■ Written instruction ■
What follows is a block of records; reproduce all of it verbatim.

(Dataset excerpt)
▽

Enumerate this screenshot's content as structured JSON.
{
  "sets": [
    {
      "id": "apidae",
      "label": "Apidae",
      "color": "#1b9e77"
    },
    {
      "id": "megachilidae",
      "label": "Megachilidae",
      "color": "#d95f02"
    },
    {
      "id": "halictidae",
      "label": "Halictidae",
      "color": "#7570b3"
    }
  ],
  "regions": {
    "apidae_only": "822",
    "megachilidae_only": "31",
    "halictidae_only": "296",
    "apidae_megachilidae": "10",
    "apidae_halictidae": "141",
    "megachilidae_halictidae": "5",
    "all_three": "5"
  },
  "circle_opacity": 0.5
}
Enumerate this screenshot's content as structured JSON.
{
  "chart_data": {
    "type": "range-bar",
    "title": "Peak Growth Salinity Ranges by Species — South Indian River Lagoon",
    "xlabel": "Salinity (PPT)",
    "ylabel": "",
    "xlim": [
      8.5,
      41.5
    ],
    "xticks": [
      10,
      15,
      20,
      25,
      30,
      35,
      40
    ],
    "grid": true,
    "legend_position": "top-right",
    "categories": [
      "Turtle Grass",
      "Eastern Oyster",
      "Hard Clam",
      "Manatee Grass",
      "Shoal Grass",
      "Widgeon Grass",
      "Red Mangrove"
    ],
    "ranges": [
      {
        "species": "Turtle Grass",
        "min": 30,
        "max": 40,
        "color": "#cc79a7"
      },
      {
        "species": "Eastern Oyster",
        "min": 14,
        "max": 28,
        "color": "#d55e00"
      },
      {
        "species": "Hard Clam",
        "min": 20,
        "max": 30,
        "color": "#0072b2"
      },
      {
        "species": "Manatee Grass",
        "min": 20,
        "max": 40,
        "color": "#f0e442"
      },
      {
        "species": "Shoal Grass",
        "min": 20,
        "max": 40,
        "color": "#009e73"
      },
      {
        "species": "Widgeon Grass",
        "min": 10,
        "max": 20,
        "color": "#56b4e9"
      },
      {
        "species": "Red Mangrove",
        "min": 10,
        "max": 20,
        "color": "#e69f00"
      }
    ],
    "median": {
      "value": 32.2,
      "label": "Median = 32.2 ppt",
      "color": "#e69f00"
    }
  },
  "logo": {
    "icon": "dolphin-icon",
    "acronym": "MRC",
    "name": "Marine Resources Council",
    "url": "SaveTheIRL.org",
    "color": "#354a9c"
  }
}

△

■ Output for this task ■
Enumerate this screenshot's content as structured JSON.
{
  "sets": [
    {
      "id": "apidae",
      "label": "Apidae",
      "color": "#1b9e77"
    },
    {
      "id": "megachilidae",
      "label": "Megachilidae",
      "color": "#d95f02"
    },
    {
      "id": "halictidae",
      "label": "Halictidae",
      "color": "#7570b3"
    }
  ],
  "regions": {
    "apidae_only": "822",
    "megachilidae_only": "31",
    "halictidae_only": "296",
    "apidae_megachilidae": "10",
    "apidae_halictidae": "141",
    "megachilidae_halictidae": "5",
    "all_three": "5"
  },
  "circle_opacity": 0.5
}
Enumerate this screenshot's content as structured JSON.
{
  "chart_data": {
    "type": "range-bar",
    "title": "Peak Growth Salinity Ranges by Species — South Indian River Lagoon",
    "xlabel": "Salinity (PPT)",
    "ylabel": "",
    "xlim": [
      8.5,
      41.5
    ],
    "xticks": [
      10,
      15,
      20,
      25,
      30,
      35,
      40
    ],
    "grid": true,
    "legend_position": "top-right",
    "categories": [
      "Turtle Grass",
      "Eastern Oyster",
      "Hard Clam",
      "Manatee Grass",
      "Shoal Grass",
      "Widgeon Grass",
      "Red Mangrove"
    ],
    "ranges": [
      {
        "species": "Turtle Grass",
        "min": 30,
        "max": 40,
        "color": "#cc79a7"
      },
      {
        "species": "Eastern Oyster",
        "min": 14,
        "max": 28,
        "color": "#d55e00"
      },
      {
        "species": "Hard Clam",
        "min": 20,
        "max": 30,
        "color": "#0072b2"
      },
      {
        "species": "Manatee Grass",
        "min": 20,
        "max": 40,
        "color": "#f0e442"
      },
      {
        "species": "Shoal Grass",
        "min": 20,
        "max": 40,
        "color": "#009e73"
      },
      {
        "species": "Widgeon Grass",
        "min": 10,
        "max": 20,
        "color": "#56b4e9"
      },
      {
        "species": "Red Mangrove",
        "min": 10,
        "max": 20,
        "color": "#e69f00"
      }
    ],
    "median": {
      "value": 32.2,
      "label": "Median = 32.2 ppt",
      "color": "#e69f00"
    }
  },
  "logo": {
    "icon": "dolphin-icon",
    "acronym": "MRC",
    "name": "Marine Resources Council",
    "url": "SaveTheIRL.org",
    "color": "#354a9c"
  }
}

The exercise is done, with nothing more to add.